Your objective:
Among the lines of this listing, determine how many contain the string "Runoff". Answer with the number only.

Records for the task:
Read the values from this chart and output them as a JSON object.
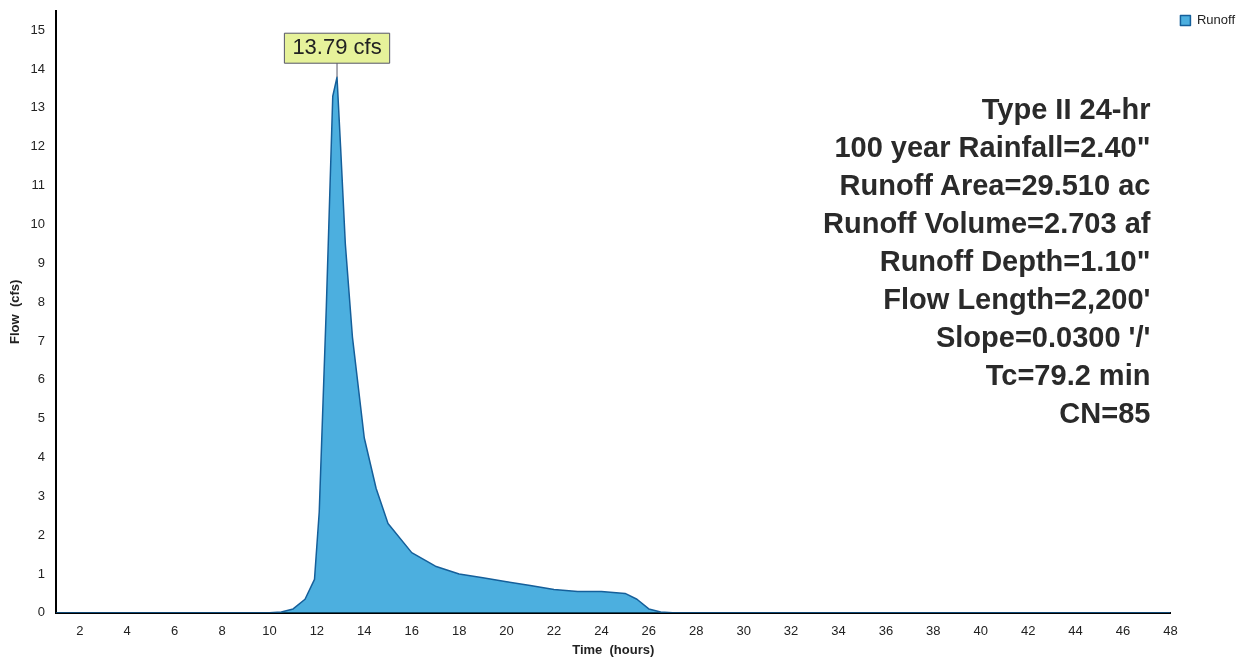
{
  "chart_data": {
    "type": "area",
    "xlabel": "Time  (hours)",
    "ylabel": "Flow  (cfs)",
    "x": [
      1,
      2,
      4,
      6,
      8,
      10,
      10.5,
      11,
      11.5,
      11.9,
      12.1,
      12.4,
      12.67,
      12.85,
      13,
      13.2,
      13.5,
      14,
      14.5,
      15,
      16,
      17,
      18,
      19,
      20,
      21,
      22,
      23,
      24,
      25,
      25.5,
      26,
      26.5,
      27,
      28,
      30,
      35,
      40,
      45,
      48
    ],
    "series": [
      {
        "name": "Runoff",
        "color": "#1f9bd7",
        "values": [
          0,
          0,
          0,
          0,
          0,
          0,
          0.02,
          0.1,
          0.35,
          0.86,
          2.6,
          7.9,
          13.3,
          13.79,
          12,
          9.5,
          7.1,
          4.5,
          3.2,
          2.3,
          1.55,
          1.2,
          1.0,
          0.9,
          0.8,
          0.7,
          0.6,
          0.55,
          0.55,
          0.5,
          0.35,
          0.1,
          0.02,
          0,
          0,
          0,
          0,
          0,
          0,
          0
        ]
      }
    ],
    "xlim": [
      1,
      48
    ],
    "xticks": [
      2,
      4,
      6,
      8,
      10,
      12,
      14,
      16,
      18,
      20,
      22,
      24,
      26,
      28,
      30,
      32,
      34,
      36,
      38,
      40,
      42,
      44,
      46,
      48
    ],
    "ylim": [
      0,
      15.5
    ],
    "yticks": [
      0,
      1,
      2,
      3,
      4,
      5,
      6,
      7,
      8,
      9,
      10,
      11,
      12,
      13,
      14,
      15
    ],
    "grid": false,
    "legend": "top right",
    "marker": "none",
    "line_style": "solid",
    "annotations": [
      {
        "text": "13.79 cfs",
        "x": 12.85,
        "y": 13.79
      },
      "Type II 24-hr",
      "100 year Rainfall=2.40\"",
      "Runoff Area=29.510 ac",
      "Runoff Volume=2.703 af",
      "Runoff Depth=1.10\"",
      "Flow Length=2,200'",
      "Slope=0.0300 '/'",
      "Tc=79.2 min",
      "CN=85"
    ]
  }
}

Exercise output:
4